_LISTING:_
========

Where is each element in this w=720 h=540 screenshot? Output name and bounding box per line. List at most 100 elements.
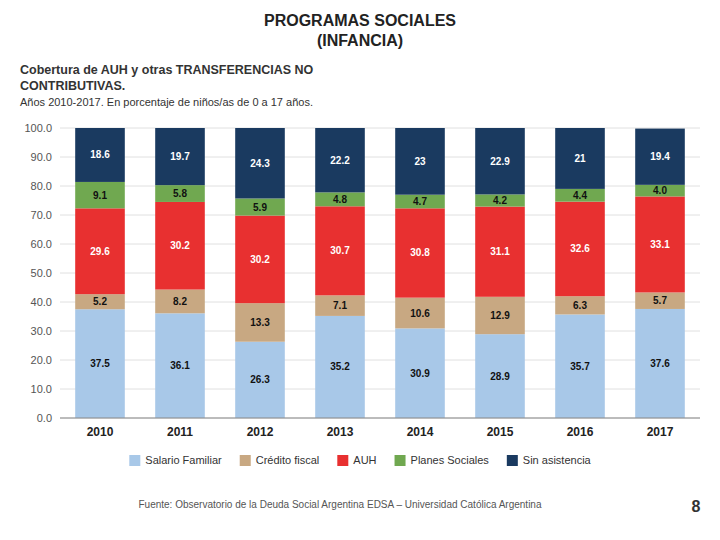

========

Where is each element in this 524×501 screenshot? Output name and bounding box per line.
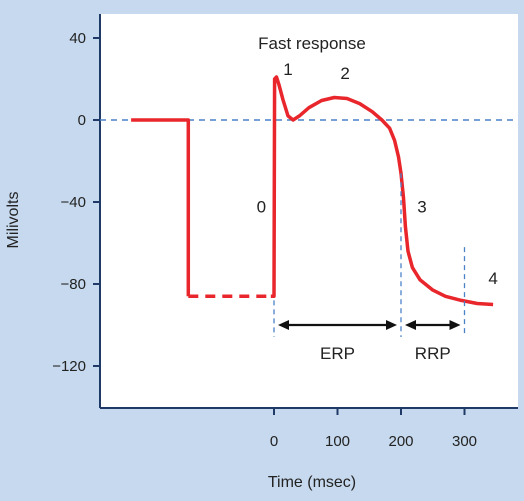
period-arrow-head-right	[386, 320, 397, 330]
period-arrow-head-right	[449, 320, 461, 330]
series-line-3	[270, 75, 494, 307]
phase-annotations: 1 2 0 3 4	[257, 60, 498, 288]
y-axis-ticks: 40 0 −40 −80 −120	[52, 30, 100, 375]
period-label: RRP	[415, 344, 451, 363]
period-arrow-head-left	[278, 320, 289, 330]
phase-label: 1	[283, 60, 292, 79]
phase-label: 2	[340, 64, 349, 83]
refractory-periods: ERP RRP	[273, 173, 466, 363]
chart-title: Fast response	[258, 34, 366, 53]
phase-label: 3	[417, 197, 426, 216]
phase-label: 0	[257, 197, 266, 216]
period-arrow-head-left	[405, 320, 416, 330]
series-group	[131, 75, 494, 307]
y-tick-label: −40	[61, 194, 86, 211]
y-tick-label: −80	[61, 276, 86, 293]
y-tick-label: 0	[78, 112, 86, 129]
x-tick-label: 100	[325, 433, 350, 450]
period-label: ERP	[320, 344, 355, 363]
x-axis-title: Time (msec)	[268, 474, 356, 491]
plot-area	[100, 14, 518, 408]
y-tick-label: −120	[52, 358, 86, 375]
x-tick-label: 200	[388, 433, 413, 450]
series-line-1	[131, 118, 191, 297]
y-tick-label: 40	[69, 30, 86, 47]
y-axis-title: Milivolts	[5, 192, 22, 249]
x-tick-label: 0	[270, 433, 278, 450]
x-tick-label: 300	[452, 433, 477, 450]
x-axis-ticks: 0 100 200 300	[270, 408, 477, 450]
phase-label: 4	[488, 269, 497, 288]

========

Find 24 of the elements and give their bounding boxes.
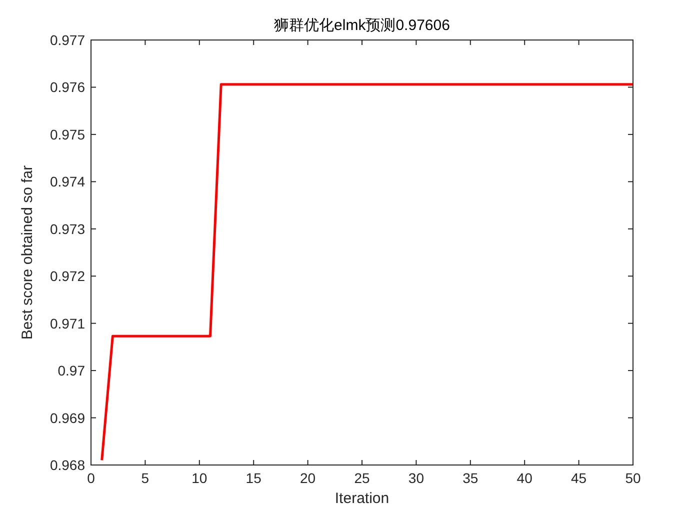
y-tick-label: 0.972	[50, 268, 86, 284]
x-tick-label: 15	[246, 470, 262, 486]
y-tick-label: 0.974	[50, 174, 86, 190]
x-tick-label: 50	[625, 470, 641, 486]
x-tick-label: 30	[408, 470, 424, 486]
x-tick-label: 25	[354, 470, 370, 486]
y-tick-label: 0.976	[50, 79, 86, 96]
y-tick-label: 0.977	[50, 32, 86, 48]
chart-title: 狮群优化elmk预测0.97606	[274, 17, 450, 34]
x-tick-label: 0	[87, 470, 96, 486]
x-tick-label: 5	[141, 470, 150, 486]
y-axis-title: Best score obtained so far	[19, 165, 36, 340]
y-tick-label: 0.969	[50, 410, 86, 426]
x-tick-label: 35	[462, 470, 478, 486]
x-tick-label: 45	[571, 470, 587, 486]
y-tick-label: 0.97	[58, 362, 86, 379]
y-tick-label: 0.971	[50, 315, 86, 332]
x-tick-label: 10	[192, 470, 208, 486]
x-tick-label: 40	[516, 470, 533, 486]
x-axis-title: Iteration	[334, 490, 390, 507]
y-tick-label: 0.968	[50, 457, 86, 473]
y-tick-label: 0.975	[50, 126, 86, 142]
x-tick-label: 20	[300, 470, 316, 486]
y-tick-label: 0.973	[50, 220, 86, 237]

========

_WHAT THE EXERCISE ASKS:_
Express each line of the listing from the line with "Find 24 of the" to the line with "220, 86, 237]" as one string in a JSON list, leaving out blank lines and the pictures.

_RESPONSE TO THE TASK:_
[
  "Find 24 of the elements and give their bounding boxes.",
  "y-tick-label: 0.972\t[50, 268, 86, 284]",
  "x-tick-label: 15\t[246, 470, 262, 486]",
  "y-tick-label: 0.974\t[50, 174, 86, 190]",
  "x-tick-label: 50\t[625, 470, 641, 486]",
  "x-tick-label: 30\t[408, 470, 424, 486]",
  "x-tick-label: 25\t[354, 470, 370, 486]",
  "y-tick-label: 0.976\t[50, 79, 86, 96]",
  "y-tick-label: 0.977\t[50, 32, 86, 48]",
  "chart-title: 狮群优化elmk预测0.97606\t[274, 17, 450, 34]",
  "x-tick-label: 0\t[87, 470, 96, 486]",
  "x-tick-label: 5\t[141, 470, 150, 486]",
  "y-axis-title: Best score obtained so far\t[19, 165, 36, 340]",
  "y-tick-label: 0.969\t[50, 410, 86, 426]",
  "x-tick-label: 35\t[462, 470, 478, 486]",
  "x-tick-label: 45\t[571, 470, 587, 486]",
  "y-tick-label: 0.97\t[58, 362, 86, 379]",
  "y-tick-label: 0.971\t[50, 315, 86, 332]",
  "x-tick-label: 10\t[192, 470, 208, 486]",
  "x-tick-label: 40\t[516, 470, 533, 486]",
  "x-axis-title: Iteration\t[334, 490, 390, 507]",
  "y-tick-label: 0.968\t[50, 457, 86, 473]",
  "y-tick-label: 0.975\t[50, 126, 86, 142]",
  "x-tick-label: 20\t[300, 470, 316, 486]",
  "y-tick-label: 0.973\t[50, 220, 86, 237]"
]